Reproduce every line of the data below verbatim, omitting the pictures from your answer.

===== Record extracts =====

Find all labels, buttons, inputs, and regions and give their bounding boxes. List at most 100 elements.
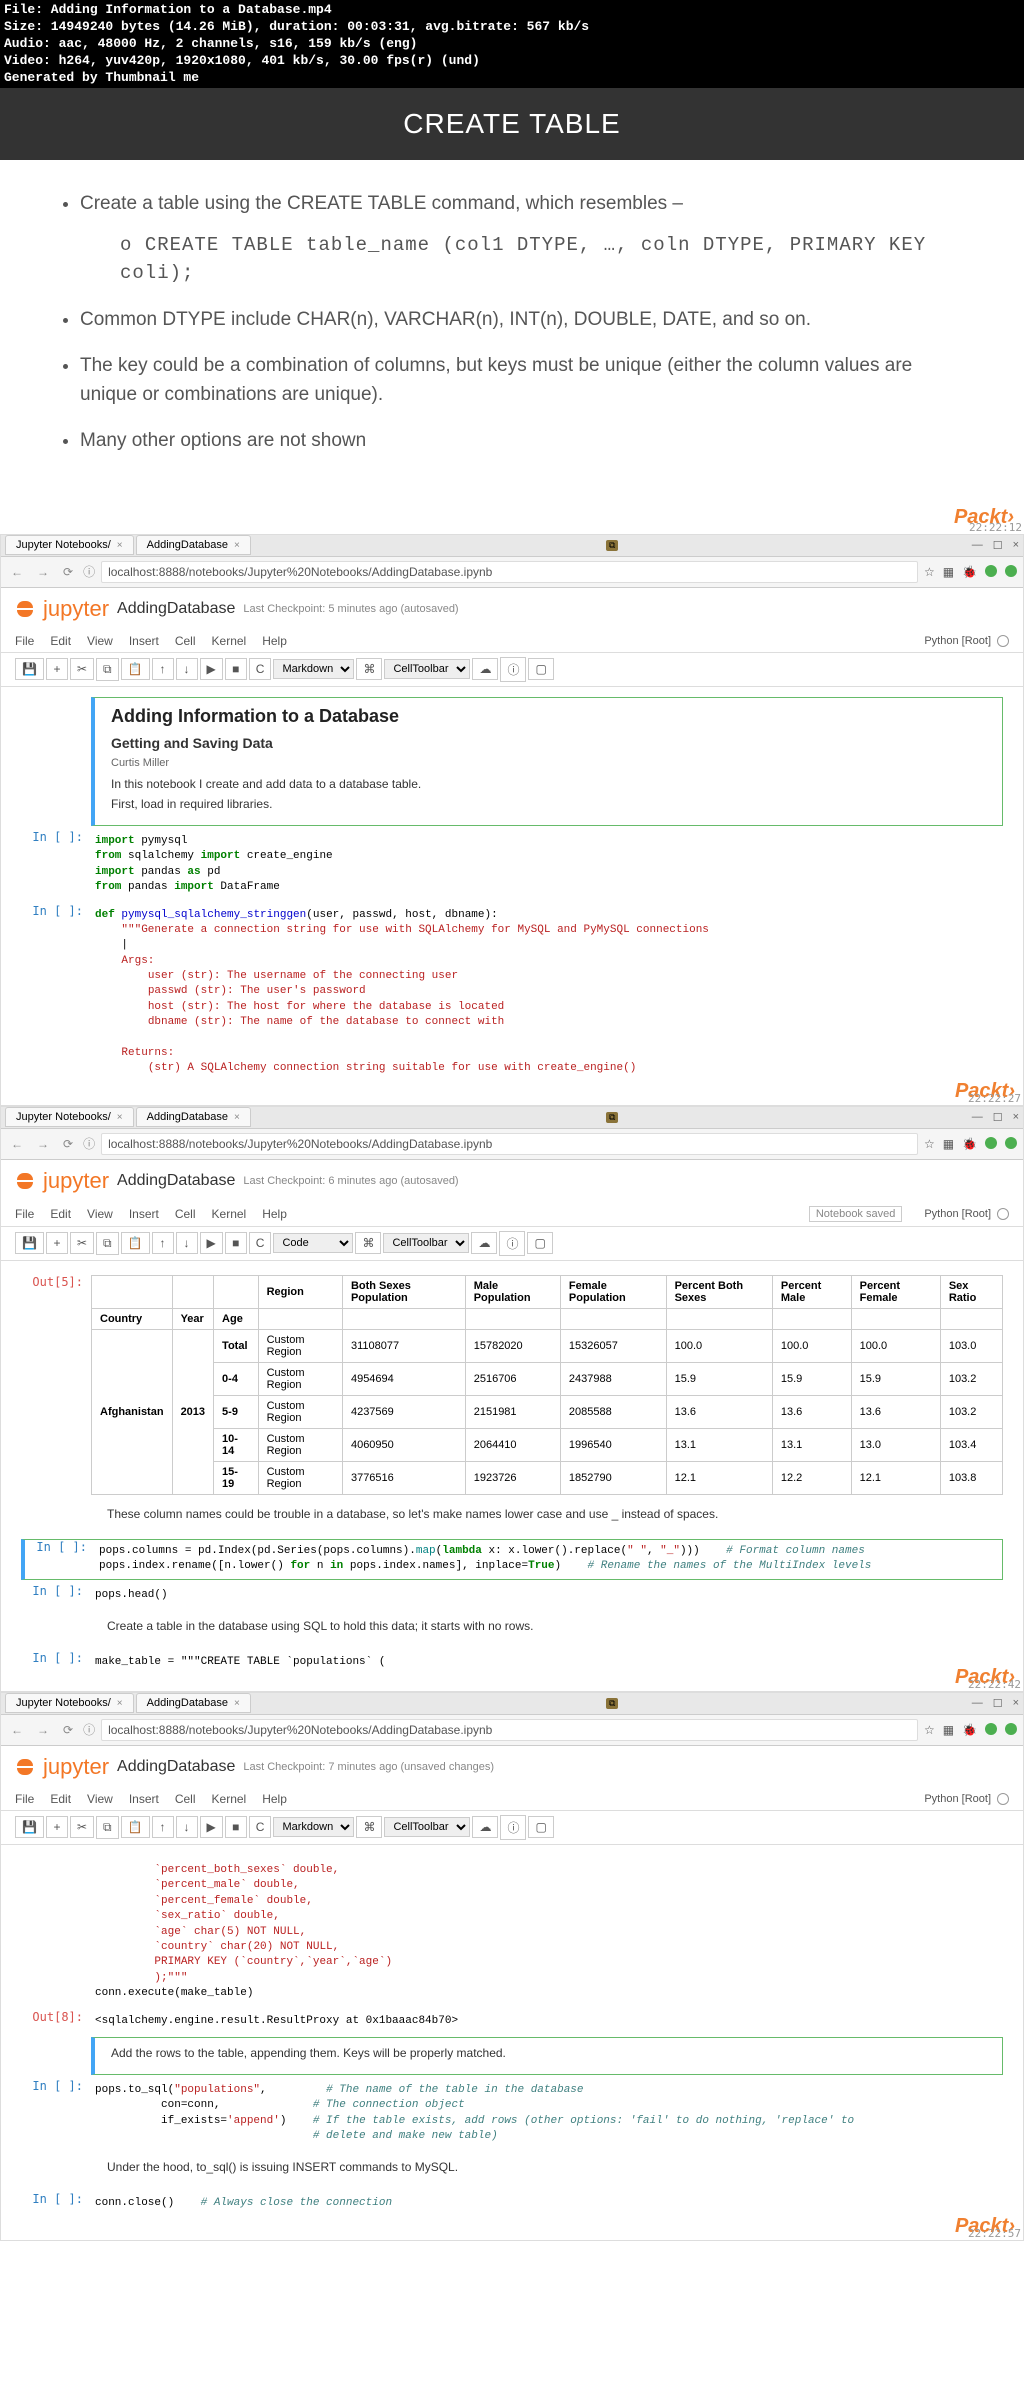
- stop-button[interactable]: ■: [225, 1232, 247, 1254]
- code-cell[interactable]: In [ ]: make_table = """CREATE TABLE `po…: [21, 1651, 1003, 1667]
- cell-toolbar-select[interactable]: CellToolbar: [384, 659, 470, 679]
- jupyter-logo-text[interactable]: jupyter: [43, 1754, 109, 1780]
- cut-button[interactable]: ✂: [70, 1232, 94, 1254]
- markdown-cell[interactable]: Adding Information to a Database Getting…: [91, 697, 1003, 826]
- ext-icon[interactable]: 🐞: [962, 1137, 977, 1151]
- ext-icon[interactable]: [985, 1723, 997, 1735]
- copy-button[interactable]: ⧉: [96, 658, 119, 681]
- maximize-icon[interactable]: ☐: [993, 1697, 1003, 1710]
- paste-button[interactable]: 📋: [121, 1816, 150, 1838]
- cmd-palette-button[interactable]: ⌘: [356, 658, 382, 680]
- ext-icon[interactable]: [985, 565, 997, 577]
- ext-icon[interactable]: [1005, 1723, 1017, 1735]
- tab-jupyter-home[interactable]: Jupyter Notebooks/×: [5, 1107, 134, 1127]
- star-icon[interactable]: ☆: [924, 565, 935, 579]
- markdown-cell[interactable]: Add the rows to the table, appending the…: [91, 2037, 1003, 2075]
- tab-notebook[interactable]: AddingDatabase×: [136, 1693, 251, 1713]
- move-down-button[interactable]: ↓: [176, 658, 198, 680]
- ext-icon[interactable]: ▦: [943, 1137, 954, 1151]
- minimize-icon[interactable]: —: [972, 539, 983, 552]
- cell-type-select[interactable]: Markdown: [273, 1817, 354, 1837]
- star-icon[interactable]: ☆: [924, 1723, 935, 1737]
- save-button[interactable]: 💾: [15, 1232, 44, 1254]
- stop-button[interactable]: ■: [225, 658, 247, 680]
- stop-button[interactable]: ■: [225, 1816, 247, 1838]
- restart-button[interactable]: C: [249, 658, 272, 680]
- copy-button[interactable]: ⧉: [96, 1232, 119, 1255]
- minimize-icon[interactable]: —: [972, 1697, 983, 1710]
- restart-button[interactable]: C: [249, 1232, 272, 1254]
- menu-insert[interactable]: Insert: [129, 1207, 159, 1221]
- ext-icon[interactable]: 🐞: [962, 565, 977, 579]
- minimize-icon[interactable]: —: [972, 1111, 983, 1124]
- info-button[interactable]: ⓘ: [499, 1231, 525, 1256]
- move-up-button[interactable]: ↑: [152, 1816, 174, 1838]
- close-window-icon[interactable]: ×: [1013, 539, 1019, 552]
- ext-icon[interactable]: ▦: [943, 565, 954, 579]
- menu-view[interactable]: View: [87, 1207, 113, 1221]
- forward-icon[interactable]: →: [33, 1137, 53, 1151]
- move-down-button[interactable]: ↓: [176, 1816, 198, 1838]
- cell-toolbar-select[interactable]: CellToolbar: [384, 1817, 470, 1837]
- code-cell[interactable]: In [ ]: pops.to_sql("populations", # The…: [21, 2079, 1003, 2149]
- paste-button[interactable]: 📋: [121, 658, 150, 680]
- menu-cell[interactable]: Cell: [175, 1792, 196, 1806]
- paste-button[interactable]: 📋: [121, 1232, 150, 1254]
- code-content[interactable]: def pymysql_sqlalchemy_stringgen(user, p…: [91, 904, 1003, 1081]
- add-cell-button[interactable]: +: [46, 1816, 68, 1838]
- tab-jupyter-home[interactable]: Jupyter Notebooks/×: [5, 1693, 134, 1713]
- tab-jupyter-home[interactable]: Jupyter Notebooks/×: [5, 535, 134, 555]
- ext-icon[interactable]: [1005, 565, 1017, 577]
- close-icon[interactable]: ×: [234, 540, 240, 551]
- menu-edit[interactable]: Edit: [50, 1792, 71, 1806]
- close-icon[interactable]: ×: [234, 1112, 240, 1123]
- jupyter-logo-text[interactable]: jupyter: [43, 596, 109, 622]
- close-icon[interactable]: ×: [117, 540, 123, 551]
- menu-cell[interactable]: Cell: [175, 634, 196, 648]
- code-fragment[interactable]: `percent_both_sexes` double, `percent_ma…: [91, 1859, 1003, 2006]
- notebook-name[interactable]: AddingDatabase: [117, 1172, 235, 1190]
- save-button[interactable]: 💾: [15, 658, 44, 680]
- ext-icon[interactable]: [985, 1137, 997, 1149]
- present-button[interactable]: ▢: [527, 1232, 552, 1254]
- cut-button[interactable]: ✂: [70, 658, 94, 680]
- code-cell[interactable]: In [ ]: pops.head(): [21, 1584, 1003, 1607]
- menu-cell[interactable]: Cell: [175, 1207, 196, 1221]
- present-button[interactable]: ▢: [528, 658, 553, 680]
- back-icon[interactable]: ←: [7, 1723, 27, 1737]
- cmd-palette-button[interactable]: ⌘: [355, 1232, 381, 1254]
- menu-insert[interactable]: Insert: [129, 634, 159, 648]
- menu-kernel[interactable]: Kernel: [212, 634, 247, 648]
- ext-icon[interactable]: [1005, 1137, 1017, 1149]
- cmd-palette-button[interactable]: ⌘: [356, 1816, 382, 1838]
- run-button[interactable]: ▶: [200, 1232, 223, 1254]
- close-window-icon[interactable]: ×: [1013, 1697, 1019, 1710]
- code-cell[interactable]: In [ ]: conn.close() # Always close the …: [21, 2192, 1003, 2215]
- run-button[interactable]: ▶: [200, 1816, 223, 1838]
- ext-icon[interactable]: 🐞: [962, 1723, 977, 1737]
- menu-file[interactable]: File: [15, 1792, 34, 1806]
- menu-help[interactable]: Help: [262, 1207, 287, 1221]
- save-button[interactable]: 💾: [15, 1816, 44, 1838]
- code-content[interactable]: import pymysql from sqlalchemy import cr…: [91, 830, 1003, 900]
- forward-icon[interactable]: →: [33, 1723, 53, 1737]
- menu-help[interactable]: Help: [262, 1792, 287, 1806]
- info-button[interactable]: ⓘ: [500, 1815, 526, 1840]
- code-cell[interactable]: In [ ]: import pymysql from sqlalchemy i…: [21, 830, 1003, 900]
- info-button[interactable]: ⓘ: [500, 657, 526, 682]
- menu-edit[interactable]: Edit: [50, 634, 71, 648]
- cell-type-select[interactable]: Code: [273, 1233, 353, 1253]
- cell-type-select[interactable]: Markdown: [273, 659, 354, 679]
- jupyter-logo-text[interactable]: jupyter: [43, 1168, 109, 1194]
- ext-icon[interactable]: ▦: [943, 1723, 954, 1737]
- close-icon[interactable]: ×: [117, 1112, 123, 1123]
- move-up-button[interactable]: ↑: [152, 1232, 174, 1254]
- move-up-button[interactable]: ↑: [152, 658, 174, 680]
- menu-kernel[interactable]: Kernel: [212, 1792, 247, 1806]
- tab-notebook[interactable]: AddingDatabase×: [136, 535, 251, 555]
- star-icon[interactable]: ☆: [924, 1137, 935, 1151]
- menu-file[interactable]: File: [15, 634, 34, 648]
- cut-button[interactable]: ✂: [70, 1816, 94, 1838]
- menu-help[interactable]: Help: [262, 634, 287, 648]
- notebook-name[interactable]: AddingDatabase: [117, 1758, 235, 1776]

=====

» Result of the exercise
Find all labels, buttons, inputs, and regions and give their bounding boxes. List at most 100 elements.
- stop-button[interactable]: ■: [225, 1232, 247, 1254]
- code-cell[interactable]: In [ ]: make_table = """CREATE TABLE `po…: [21, 1651, 1003, 1667]
- cell-toolbar-select[interactable]: CellToolbar: [384, 659, 470, 679]
- jupyter-logo-text[interactable]: jupyter: [43, 1754, 109, 1780]
- cut-button[interactable]: ✂: [70, 1232, 94, 1254]
- markdown-cell[interactable]: Adding Information to a Database Getting…: [91, 697, 1003, 826]
- ext-icon[interactable]: 🐞: [962, 1137, 977, 1151]
- ext-icon[interactable]: [985, 1723, 997, 1735]
- copy-button[interactable]: ⧉: [96, 658, 119, 681]
- maximize-icon[interactable]: ☐: [993, 1697, 1003, 1710]
- paste-button[interactable]: 📋: [121, 1816, 150, 1838]
- cmd-palette-button[interactable]: ⌘: [356, 658, 382, 680]
- ext-icon[interactable]: [985, 565, 997, 577]
- ext-icon[interactable]: [1005, 1723, 1017, 1735]
- tab-jupyter-home[interactable]: Jupyter Notebooks/×: [5, 1107, 134, 1127]
- star-icon[interactable]: ☆: [924, 565, 935, 579]
- markdown-cell[interactable]: Add the rows to the table, appending the…: [91, 2037, 1003, 2075]
- tab-notebook[interactable]: AddingDatabase×: [136, 1693, 251, 1713]
- move-down-button[interactable]: ↓: [176, 658, 198, 680]
- ext-icon[interactable]: ▦: [943, 1137, 954, 1151]
- minimize-icon[interactable]: —: [972, 539, 983, 552]
- cell-type-select[interactable]: Markdown: [273, 1817, 354, 1837]
- star-icon[interactable]: ☆: [924, 1723, 935, 1737]
- save-button[interactable]: 💾: [15, 1232, 44, 1254]
- stop-button[interactable]: ■: [225, 658, 247, 680]
- stop-button[interactable]: ■: [225, 1816, 247, 1838]
- restart-button[interactable]: C: [249, 658, 272, 680]
- copy-button[interactable]: ⧉: [96, 1232, 119, 1255]
- minimize-icon[interactable]: —: [972, 1697, 983, 1710]
- restart-button[interactable]: C: [249, 1232, 272, 1254]
- menu-insert[interactable]: Insert: [129, 1207, 159, 1221]
- ext-icon[interactable]: 🐞: [962, 565, 977, 579]
- minimize-icon[interactable]: —: [972, 1111, 983, 1124]
- info-button[interactable]: ⓘ: [499, 1231, 525, 1256]
- move-up-button[interactable]: ↑: [152, 1816, 174, 1838]
- close-window-icon[interactable]: ×: [1013, 539, 1019, 552]
- ext-icon[interactable]: ▦: [943, 565, 954, 579]
- menu-view[interactable]: View: [87, 1207, 113, 1221]
- forward-icon[interactable]: →: [33, 1137, 53, 1151]
- move-down-button[interactable]: ↓: [176, 1816, 198, 1838]
- cell-toolbar-select[interactable]: CellToolbar: [384, 1817, 470, 1837]
- code-cell[interactable]: In [ ]: pops.to_sql("populations", # The…: [21, 2079, 1003, 2149]
- paste-button[interactable]: 📋: [121, 658, 150, 680]
- menu-cell[interactable]: Cell: [175, 1792, 196, 1806]
- paste-button[interactable]: 📋: [121, 1232, 150, 1254]
- code-content[interactable]: def pymysql_sqlalchemy_stringgen(user, p…: [91, 904, 1003, 1081]
- add-cell-button[interactable]: +: [46, 1816, 68, 1838]
- tab-jupyter-home[interactable]: Jupyter Notebooks/×: [5, 1693, 134, 1713]
- tab-jupyter-home[interactable]: Jupyter Notebooks/×: [5, 535, 134, 555]
- ext-icon[interactable]: [1005, 565, 1017, 577]
- close-icon[interactable]: ×: [234, 540, 240, 551]
- menu-edit[interactable]: Edit: [50, 1792, 71, 1806]
- close-icon[interactable]: ×: [234, 1112, 240, 1123]
- jupyter-logo-text[interactable]: jupyter: [43, 596, 109, 622]
- close-icon[interactable]: ×: [117, 540, 123, 551]
- menu-cell[interactable]: Cell: [175, 634, 196, 648]
- code-fragment[interactable]: `percent_both_sexes` double, `percent_ma…: [91, 1859, 1003, 2006]
- notebook-name[interactable]: AddingDatabase: [117, 1172, 235, 1190]
- save-button[interactable]: 💾: [15, 658, 44, 680]
- ext-icon[interactable]: [985, 1137, 997, 1149]
- present-button[interactable]: ▢: [527, 1232, 552, 1254]
- cut-button[interactable]: ✂: [70, 658, 94, 680]
- code-cell[interactable]: In [ ]: pops.head(): [21, 1584, 1003, 1607]
- menu-cell[interactable]: Cell: [175, 1207, 196, 1221]
- present-button[interactable]: ▢: [528, 658, 553, 680]
- back-icon[interactable]: ←: [7, 1723, 27, 1737]
- cmd-palette-button[interactable]: ⌘: [355, 1232, 381, 1254]
- menu-insert[interactable]: Insert: [129, 634, 159, 648]
- menu-kernel[interactable]: Kernel: [212, 634, 247, 648]
- ext-icon[interactable]: [1005, 1137, 1017, 1149]
- cmd-palette-button[interactable]: ⌘: [356, 1816, 382, 1838]
- run-button[interactable]: ▶: [200, 1232, 223, 1254]
- close-window-icon[interactable]: ×: [1013, 1697, 1019, 1710]
- code-cell[interactable]: In [ ]: conn.close() # Always close the …: [21, 2192, 1003, 2215]
- run-button[interactable]: ▶: [200, 1816, 223, 1838]
- ext-icon[interactable]: 🐞: [962, 1723, 977, 1737]
- menu-file[interactable]: File: [15, 1792, 34, 1806]
- menu-help[interactable]: Help: [262, 1207, 287, 1221]
- save-button[interactable]: 💾: [15, 1816, 44, 1838]
- code-content[interactable]: import pymysql from sqlalchemy import cr…: [91, 830, 1003, 900]
- forward-icon[interactable]: →: [33, 1723, 53, 1737]
- menu-help[interactable]: Help: [262, 1792, 287, 1806]
- info-button[interactable]: ⓘ: [500, 1815, 526, 1840]
- code-cell[interactable]: In [ ]: import pymysql from sqlalchemy i…: [21, 830, 1003, 900]
- info-button[interactable]: ⓘ: [500, 657, 526, 682]
- menu-edit[interactable]: Edit: [50, 634, 71, 648]
- cell-type-select[interactable]: Code: [273, 1233, 353, 1253]
- cell-type-select[interactable]: Markdown: [273, 659, 354, 679]
- jupyter-logo-text[interactable]: jupyter: [43, 1168, 109, 1194]
- ext-icon[interactable]: ▦: [943, 1723, 954, 1737]
- close-icon[interactable]: ×: [117, 1112, 123, 1123]
- move-up-button[interactable]: ↑: [152, 1232, 174, 1254]
- move-up-button[interactable]: ↑: [152, 658, 174, 680]
- menu-kernel[interactable]: Kernel: [212, 1792, 247, 1806]
- tab-notebook[interactable]: AddingDatabase×: [136, 535, 251, 555]
- star-icon[interactable]: ☆: [924, 1137, 935, 1151]
- menu-file[interactable]: File: [15, 634, 34, 648]
- cut-button[interactable]: ✂: [70, 1816, 94, 1838]
- menu-help[interactable]: Help: [262, 634, 287, 648]
- notebook-name[interactable]: AddingDatabase: [117, 1758, 235, 1776]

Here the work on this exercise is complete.